**Exercise prompt:** Restate each entry word for word, leaving nothing out.
⟨
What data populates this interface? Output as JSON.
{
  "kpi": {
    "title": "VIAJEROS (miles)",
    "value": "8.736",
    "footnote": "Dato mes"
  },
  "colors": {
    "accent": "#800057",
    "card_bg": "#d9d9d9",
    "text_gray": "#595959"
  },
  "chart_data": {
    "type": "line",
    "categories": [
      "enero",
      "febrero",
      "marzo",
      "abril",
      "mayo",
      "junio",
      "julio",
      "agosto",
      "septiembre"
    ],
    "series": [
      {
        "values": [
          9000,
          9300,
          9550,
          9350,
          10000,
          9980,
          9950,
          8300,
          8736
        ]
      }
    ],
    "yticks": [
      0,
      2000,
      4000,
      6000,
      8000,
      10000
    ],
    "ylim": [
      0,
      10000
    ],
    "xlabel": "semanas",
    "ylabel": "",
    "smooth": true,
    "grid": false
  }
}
⟩
**Output of the exercise:**
What data populates this interface? Output as JSON.
{
  "kpi": {
    "title": "VIAJEROS (miles)",
    "value": "8.736",
    "footnote": "Dato mes"
  },
  "colors": {
    "accent": "#800057",
    "card_bg": "#d9d9d9",
    "text_gray": "#595959"
  },
  "chart_data": {
    "type": "line",
    "categories": [
      "enero",
      "febrero",
      "marzo",
      "abril",
      "mayo",
      "junio",
      "julio",
      "agosto",
      "septiembre"
    ],
    "series": [
      {
        "values": [
          9000,
          9300,
          9550,
          9350,
          10000,
          9980,
          9950,
          8300,
          8736
        ]
      }
    ],
    "yticks": [
      0,
      2000,
      4000,
      6000,
      8000,
      10000
    ],
    "ylim": [
      0,
      10000
    ],
    "xlabel": "semanas",
    "ylabel": "",
    "smooth": true,
    "grid": false
  }
}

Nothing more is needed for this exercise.